» GOAL OF THE EXERCISE:
Starting at the line with "Convert this screenshot" and stopping at the line with "Parse this screenshot: output", repeat each line exactly. Include both and omit the rest.

» RECORDS SHOWN:

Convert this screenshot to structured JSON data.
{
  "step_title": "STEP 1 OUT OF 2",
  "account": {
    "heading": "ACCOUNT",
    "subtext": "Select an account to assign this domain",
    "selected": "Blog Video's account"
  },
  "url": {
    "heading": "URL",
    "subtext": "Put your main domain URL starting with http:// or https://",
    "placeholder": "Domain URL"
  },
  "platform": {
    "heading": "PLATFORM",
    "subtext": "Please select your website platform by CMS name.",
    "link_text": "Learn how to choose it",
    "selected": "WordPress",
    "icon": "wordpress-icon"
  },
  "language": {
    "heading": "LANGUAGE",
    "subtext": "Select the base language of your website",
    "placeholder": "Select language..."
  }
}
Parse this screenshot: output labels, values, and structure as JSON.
* * *
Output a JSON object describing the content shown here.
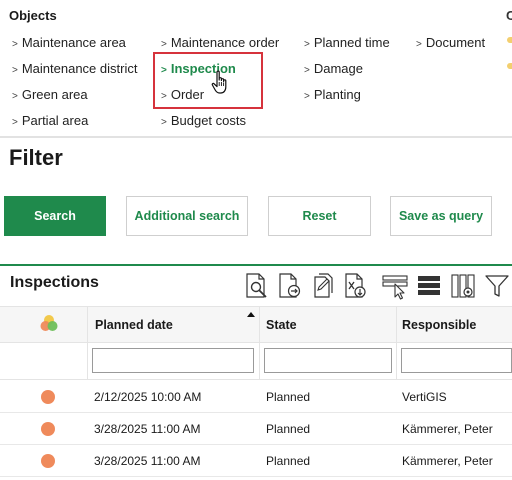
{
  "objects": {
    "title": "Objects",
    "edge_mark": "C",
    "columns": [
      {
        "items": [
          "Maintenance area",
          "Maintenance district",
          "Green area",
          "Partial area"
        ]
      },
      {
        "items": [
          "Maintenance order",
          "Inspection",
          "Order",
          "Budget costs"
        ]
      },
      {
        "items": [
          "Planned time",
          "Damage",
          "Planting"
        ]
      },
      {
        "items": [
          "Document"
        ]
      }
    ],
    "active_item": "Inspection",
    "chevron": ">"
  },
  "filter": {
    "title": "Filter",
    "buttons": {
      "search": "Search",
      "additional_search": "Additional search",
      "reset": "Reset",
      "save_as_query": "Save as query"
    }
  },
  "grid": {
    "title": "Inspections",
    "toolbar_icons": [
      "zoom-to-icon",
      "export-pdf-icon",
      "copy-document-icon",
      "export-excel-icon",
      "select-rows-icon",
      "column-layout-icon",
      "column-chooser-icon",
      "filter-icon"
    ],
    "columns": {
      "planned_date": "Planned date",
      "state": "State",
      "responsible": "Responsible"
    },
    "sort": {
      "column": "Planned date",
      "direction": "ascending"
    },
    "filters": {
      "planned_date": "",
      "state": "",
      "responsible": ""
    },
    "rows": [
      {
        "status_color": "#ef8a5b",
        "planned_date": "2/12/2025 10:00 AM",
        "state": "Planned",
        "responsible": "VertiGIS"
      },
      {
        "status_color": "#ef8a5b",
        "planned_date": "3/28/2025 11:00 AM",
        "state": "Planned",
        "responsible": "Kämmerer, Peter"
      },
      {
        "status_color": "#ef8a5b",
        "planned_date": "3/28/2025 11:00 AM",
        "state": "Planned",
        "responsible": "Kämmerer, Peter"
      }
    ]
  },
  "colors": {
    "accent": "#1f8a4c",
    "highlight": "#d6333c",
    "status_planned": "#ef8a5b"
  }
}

» ANSWER TO THE TASK:
Convert this screenshot to structured JSON data.
{
  "step_title": "STEP 1 OUT OF 2",
  "account": {
    "heading": "ACCOUNT",
    "subtext": "Select an account to assign this domain",
    "selected": "Blog Video's account"
  },
  "url": {
    "heading": "URL",
    "subtext": "Put your main domain URL starting with http:// or https://",
    "placeholder": "Domain URL"
  },
  "platform": {
    "heading": "PLATFORM",
    "subtext": "Please select your website platform by CMS name.",
    "link_text": "Learn how to choose it",
    "selected": "WordPress",
    "icon": "wordpress-icon"
  },
  "language": {
    "heading": "LANGUAGE",
    "subtext": "Select the base language of your website",
    "placeholder": "Select language..."
  }
}
Parse this screenshot: output labels, values, and structure as JSON.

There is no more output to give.